* WHAT YOU HAVE TO DO: Pick out each line of the records in which the word "争做三队三员" appears.

* ENTRIES SUPPLIED:

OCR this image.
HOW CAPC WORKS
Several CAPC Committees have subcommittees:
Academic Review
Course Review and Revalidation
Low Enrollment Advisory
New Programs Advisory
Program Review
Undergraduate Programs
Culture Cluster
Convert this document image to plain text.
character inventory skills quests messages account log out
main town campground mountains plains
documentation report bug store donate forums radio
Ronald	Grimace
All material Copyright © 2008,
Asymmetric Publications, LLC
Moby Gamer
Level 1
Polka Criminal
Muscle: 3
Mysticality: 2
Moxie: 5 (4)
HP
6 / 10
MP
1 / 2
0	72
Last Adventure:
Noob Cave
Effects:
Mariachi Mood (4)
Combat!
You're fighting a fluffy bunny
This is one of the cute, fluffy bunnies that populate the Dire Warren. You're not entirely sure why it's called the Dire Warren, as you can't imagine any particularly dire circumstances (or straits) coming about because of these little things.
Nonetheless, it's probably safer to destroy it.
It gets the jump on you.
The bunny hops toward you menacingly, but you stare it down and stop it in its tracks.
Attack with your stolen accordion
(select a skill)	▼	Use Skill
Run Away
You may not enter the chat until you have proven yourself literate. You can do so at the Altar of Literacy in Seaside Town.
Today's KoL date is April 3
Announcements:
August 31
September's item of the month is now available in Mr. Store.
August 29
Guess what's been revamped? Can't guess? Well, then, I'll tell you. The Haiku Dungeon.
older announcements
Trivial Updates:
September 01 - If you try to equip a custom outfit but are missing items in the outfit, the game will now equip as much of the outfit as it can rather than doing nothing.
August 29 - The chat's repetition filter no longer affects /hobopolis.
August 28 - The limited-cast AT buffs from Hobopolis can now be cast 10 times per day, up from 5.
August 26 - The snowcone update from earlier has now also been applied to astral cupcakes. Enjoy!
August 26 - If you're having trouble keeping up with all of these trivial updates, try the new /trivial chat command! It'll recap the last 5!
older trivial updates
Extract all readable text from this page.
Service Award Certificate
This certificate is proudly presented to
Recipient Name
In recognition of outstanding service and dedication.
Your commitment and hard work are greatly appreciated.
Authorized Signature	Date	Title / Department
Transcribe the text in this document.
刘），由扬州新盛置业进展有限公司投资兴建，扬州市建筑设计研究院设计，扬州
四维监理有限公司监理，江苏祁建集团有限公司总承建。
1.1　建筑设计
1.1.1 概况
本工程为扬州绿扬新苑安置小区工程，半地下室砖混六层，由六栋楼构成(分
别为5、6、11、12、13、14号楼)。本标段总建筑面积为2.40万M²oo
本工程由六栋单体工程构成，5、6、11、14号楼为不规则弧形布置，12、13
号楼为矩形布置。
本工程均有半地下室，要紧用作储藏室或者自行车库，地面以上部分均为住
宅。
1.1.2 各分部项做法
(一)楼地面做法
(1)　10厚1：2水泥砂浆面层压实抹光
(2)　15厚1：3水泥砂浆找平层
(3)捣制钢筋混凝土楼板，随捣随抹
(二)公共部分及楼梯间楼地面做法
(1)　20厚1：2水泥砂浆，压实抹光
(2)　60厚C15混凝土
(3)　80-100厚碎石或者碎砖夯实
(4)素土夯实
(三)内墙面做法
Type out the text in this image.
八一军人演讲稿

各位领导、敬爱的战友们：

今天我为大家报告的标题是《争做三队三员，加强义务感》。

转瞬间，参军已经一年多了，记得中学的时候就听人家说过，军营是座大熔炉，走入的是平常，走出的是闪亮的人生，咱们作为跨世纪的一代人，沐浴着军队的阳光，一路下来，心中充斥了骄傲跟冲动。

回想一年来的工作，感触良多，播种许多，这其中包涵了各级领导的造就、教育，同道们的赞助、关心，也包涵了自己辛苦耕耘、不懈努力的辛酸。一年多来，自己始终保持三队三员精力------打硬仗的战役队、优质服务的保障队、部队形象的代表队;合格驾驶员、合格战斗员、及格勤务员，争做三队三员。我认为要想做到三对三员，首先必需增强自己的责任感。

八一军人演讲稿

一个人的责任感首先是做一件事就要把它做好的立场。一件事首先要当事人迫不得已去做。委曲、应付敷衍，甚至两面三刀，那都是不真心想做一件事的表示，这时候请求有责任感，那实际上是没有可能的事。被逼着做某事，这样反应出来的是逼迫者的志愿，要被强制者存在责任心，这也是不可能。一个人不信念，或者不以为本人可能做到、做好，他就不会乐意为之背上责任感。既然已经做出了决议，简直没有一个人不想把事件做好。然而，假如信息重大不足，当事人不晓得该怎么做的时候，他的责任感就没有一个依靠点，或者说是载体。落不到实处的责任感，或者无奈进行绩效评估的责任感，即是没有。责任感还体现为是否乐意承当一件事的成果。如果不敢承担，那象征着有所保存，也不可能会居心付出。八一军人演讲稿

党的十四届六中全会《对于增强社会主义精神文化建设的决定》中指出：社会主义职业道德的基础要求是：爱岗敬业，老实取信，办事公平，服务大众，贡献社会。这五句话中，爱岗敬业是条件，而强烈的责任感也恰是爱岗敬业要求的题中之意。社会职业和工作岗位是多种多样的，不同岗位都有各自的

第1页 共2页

* RESULT OF THIS TASK:
今天我为大家报告的标题是《争做三队三员，加强义务感》。
回想一年来的工作，感触良多，播种许多，这其中包涵了各级领导的造就、教育，同道们的赞助、关心，也包涵了自己辛苦耕耘、不懈努力的辛酸。一年多来，自己始终保持三队三员精力------打硬仗的战役队、优质服务的保障队、部队形象的代表队;合格驾驶员、合格战斗员、及格勤务员，争做三队三员。我认为要想做到三对三员，首先必需增强自己的责任感。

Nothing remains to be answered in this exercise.